[Records from a data source]
____
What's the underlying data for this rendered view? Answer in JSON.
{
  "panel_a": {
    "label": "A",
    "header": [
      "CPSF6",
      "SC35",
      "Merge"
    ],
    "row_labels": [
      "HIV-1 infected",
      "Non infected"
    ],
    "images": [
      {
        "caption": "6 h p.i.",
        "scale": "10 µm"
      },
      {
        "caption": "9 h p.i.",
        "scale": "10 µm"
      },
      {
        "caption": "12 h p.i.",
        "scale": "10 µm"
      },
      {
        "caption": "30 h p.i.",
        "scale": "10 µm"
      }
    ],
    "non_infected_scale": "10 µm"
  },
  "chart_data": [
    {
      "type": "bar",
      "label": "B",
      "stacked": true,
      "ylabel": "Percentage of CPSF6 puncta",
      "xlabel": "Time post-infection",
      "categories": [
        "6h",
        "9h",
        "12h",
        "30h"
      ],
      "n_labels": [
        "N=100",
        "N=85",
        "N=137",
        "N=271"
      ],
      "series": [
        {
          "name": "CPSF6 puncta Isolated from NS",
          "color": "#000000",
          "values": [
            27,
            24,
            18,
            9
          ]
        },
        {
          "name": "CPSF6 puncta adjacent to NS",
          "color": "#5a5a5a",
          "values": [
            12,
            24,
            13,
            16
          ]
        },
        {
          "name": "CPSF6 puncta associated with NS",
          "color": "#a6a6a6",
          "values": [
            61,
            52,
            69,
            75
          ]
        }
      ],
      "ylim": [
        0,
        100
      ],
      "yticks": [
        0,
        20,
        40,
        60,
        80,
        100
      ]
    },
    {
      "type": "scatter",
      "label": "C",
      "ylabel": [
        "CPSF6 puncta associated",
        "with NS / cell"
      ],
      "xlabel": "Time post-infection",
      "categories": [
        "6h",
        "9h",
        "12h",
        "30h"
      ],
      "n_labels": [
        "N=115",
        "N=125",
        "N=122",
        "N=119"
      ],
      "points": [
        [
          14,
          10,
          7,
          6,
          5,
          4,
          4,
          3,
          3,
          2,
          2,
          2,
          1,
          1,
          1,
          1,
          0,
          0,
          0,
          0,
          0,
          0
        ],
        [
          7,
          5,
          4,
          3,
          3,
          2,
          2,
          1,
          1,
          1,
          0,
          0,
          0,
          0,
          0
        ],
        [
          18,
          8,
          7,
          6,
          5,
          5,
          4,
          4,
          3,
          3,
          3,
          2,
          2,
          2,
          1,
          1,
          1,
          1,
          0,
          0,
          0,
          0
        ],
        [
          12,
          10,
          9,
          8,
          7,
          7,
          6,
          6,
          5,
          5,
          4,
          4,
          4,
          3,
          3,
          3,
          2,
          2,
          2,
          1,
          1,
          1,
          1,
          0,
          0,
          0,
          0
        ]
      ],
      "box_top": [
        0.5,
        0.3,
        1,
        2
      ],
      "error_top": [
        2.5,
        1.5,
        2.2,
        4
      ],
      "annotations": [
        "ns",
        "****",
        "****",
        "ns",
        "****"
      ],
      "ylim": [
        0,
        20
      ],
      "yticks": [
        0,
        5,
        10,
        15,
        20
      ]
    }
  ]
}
____
Copy all the entries verbatim.

Solution -
What's the underlying data for this rendered view? Answer in JSON.
{
  "panel_a": {
    "label": "A",
    "header": [
      "CPSF6",
      "SC35",
      "Merge"
    ],
    "row_labels": [
      "HIV-1 infected",
      "Non infected"
    ],
    "images": [
      {
        "caption": "6 h p.i.",
        "scale": "10 µm"
      },
      {
        "caption": "9 h p.i.",
        "scale": "10 µm"
      },
      {
        "caption": "12 h p.i.",
        "scale": "10 µm"
      },
      {
        "caption": "30 h p.i.",
        "scale": "10 µm"
      }
    ],
    "non_infected_scale": "10 µm"
  },
  "chart_data": [
    {
      "type": "bar",
      "label": "B",
      "stacked": true,
      "ylabel": "Percentage of CPSF6 puncta",
      "xlabel": "Time post-infection",
      "categories": [
        "6h",
        "9h",
        "12h",
        "30h"
      ],
      "n_labels": [
        "N=100",
        "N=85",
        "N=137",
        "N=271"
      ],
      "series": [
        {
          "name": "CPSF6 puncta Isolated from NS",
          "color": "#000000",
          "values": [
            27,
            24,
            18,
            9
          ]
        },
        {
          "name": "CPSF6 puncta adjacent to NS",
          "color": "#5a5a5a",
          "values": [
            12,
            24,
            13,
            16
          ]
        },
        {
          "name": "CPSF6 puncta associated with NS",
          "color": "#a6a6a6",
          "values": [
            61,
            52,
            69,
            75
          ]
        }
      ],
      "ylim": [
        0,
        100
      ],
      "yticks": [
        0,
        20,
        40,
        60,
        80,
        100
      ]
    },
    {
      "type": "scatter",
      "label": "C",
      "ylabel": [
        "CPSF6 puncta associated",
        "with NS / cell"
      ],
      "xlabel": "Time post-infection",
      "categories": [
        "6h",
        "9h",
        "12h",
        "30h"
      ],
      "n_labels": [
        "N=115",
        "N=125",
        "N=122",
        "N=119"
      ],
      "points": [
        [
          14,
          10,
          7,
          6,
          5,
          4,
          4,
          3,
          3,
          2,
          2,
          2,
          1,
          1,
          1,
          1,
          0,
          0,
          0,
          0,
          0,
          0
        ],
        [
          7,
          5,
          4,
          3,
          3,
          2,
          2,
          1,
          1,
          1,
          0,
          0,
          0,
          0,
          0
        ],
        [
          18,
          8,
          7,
          6,
          5,
          5,
          4,
          4,
          3,
          3,
          3,
          2,
          2,
          2,
          1,
          1,
          1,
          1,
          0,
          0,
          0,
          0
        ],
        [
          12,
          10,
          9,
          8,
          7,
          7,
          6,
          6,
          5,
          5,
          4,
          4,
          4,
          3,
          3,
          3,
          2,
          2,
          2,
          1,
          1,
          1,
          1,
          0,
          0,
          0,
          0
        ]
      ],
      "box_top": [
        0.5,
        0.3,
        1,
        2
      ],
      "error_top": [
        2.5,
        1.5,
        2.2,
        4
      ],
      "annotations": [
        "ns",
        "****",
        "****",
        "ns",
        "****"
      ],
      "ylim": [
        0,
        20
      ],
      "yticks": [
        0,
        5,
        10,
        15,
        20
      ]
    }
  ]
}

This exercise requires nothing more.